**PROBLEM TO SOLVE:** Of all the lines in these entries, how many contain the string "this"? Give only that count.

★ ★ ★ ★

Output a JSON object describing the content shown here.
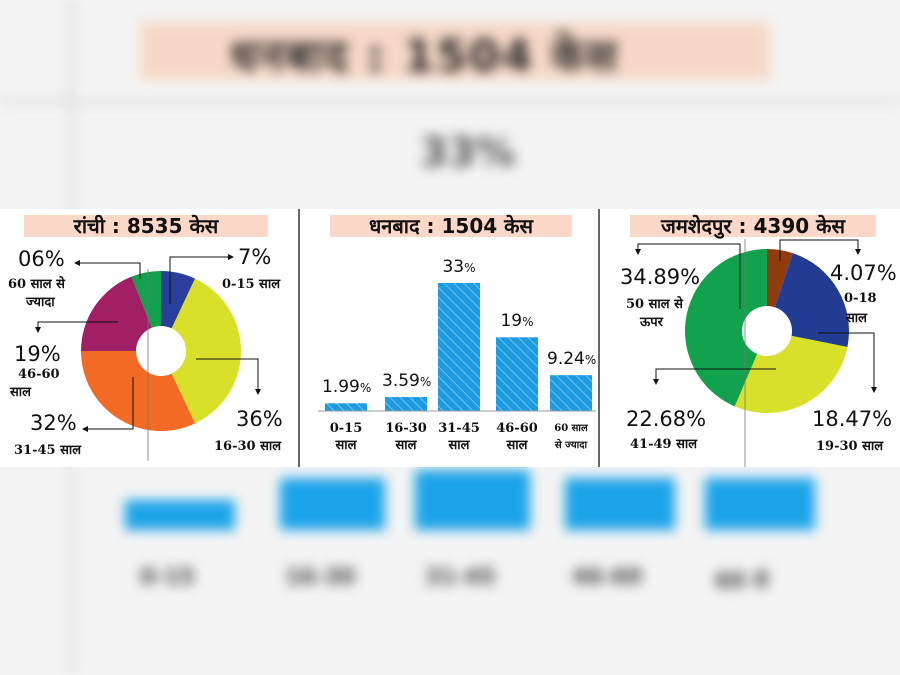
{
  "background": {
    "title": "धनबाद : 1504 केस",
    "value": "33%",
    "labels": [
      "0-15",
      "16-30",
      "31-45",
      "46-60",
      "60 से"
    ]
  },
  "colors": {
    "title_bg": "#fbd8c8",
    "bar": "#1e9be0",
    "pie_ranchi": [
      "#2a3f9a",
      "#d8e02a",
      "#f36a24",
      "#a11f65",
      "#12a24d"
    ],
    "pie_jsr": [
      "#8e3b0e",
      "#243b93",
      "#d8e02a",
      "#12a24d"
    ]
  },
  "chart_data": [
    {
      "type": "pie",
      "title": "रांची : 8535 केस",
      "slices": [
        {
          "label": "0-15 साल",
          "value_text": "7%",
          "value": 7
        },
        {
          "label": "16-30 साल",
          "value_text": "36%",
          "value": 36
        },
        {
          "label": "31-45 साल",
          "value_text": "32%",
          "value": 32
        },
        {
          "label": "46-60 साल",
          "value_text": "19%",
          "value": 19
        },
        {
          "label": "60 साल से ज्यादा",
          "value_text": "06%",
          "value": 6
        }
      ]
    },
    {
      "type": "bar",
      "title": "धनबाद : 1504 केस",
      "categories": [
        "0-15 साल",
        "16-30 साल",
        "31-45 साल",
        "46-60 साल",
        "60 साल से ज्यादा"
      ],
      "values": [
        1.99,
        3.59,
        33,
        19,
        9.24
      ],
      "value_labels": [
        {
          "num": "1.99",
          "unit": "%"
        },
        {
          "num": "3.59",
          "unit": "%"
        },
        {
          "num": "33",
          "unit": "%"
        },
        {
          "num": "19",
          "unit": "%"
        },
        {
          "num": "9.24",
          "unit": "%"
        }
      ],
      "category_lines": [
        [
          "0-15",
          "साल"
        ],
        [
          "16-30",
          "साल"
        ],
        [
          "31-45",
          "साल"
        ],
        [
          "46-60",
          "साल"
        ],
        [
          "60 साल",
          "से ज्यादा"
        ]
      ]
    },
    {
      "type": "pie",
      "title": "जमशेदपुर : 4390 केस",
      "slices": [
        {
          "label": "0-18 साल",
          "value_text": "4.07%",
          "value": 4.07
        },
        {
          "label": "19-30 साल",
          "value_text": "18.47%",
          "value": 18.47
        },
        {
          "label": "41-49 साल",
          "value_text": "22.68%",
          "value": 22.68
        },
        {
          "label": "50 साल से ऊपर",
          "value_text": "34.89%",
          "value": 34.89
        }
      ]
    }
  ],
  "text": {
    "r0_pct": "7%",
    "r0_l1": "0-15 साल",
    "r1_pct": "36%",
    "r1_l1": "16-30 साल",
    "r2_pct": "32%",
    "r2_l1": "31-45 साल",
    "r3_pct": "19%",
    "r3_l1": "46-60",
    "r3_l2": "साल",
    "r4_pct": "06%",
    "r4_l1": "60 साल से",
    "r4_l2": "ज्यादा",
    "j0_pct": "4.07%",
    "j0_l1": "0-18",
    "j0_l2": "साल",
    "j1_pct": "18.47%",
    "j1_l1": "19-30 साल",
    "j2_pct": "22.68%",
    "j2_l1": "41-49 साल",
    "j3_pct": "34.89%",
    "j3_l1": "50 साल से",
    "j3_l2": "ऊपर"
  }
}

★ ★ ★ ★

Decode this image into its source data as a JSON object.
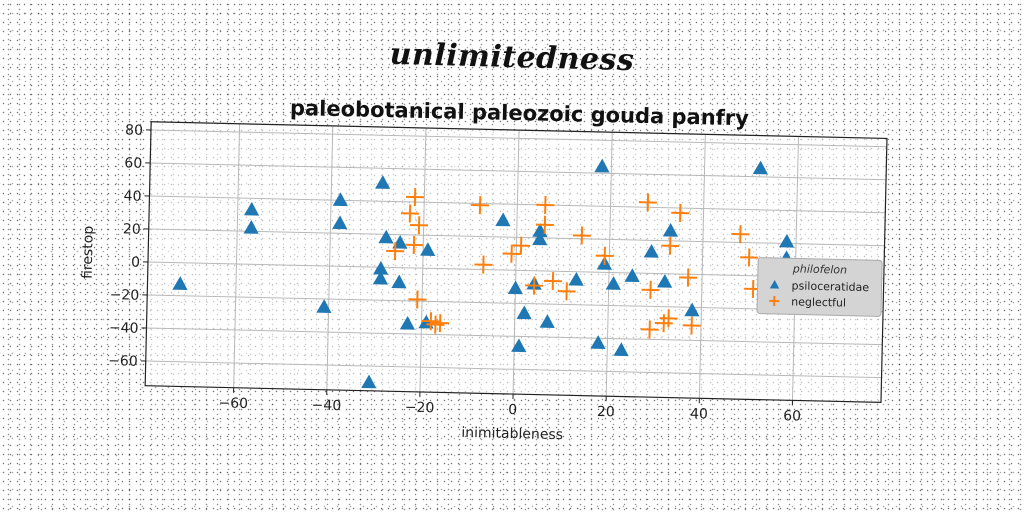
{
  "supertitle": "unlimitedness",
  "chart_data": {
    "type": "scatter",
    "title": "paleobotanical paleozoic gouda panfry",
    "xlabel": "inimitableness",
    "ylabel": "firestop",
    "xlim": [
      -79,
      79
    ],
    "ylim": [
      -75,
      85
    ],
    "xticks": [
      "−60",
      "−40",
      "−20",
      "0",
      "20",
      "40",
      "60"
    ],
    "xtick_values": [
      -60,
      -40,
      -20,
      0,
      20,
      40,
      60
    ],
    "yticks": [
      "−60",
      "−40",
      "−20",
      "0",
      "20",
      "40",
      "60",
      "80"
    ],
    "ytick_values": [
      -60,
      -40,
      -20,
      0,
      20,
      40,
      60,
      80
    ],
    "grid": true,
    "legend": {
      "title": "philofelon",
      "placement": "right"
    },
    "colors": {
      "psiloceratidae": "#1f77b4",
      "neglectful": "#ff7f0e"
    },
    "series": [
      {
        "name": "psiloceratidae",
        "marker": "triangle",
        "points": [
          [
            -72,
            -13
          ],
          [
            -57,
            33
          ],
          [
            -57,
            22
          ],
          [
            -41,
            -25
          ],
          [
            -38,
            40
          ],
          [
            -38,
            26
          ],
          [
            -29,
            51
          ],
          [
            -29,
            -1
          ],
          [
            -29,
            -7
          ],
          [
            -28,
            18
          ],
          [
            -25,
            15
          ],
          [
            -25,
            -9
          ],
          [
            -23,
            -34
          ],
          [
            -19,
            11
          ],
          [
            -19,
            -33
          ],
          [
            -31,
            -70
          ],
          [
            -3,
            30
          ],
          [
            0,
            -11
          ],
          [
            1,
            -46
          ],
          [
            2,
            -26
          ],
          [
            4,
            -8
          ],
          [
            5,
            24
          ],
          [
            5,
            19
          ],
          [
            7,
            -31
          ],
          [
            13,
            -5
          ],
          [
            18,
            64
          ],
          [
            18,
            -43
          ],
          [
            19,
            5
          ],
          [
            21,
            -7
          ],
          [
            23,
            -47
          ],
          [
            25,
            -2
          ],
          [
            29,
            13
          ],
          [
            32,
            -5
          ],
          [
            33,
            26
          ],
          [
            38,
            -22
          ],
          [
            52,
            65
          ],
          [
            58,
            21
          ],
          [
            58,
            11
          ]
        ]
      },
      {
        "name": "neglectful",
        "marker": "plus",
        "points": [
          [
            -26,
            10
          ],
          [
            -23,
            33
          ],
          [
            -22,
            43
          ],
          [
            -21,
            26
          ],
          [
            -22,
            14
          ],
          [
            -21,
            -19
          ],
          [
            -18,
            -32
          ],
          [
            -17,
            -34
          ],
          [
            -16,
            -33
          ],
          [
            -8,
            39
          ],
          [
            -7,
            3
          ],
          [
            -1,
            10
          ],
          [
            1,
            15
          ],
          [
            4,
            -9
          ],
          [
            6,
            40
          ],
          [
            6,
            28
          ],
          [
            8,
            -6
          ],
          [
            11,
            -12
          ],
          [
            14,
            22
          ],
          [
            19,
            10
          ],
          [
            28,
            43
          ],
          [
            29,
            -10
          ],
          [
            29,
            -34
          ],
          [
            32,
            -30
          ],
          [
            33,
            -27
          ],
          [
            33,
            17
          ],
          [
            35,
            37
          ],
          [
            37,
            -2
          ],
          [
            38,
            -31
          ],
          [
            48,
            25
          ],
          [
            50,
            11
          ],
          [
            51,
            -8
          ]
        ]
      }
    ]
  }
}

★ ★ ★ ★

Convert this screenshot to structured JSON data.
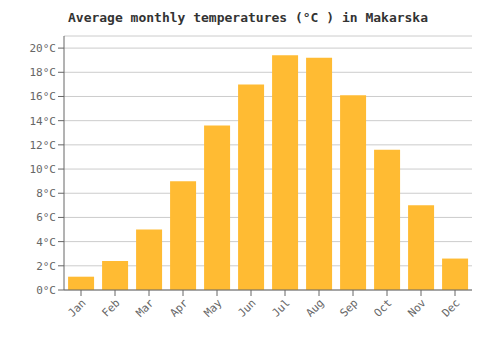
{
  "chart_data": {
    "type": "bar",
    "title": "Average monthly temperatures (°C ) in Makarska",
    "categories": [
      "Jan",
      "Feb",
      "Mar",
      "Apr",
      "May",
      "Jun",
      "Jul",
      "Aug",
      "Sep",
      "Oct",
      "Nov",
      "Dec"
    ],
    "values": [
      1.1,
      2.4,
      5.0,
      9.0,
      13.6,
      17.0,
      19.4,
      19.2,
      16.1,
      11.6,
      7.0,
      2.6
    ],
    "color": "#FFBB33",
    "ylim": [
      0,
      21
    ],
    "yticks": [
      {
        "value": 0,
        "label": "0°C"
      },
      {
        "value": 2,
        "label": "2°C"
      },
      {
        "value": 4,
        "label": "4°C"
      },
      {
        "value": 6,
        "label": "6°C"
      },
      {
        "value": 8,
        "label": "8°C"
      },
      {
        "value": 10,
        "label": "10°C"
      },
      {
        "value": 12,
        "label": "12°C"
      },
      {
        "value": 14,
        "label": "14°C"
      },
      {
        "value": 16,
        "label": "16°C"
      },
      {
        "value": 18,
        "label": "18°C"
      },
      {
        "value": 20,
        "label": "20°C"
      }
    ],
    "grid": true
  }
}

★ ★ ★ ★

**CORRECT ANSWER:** 2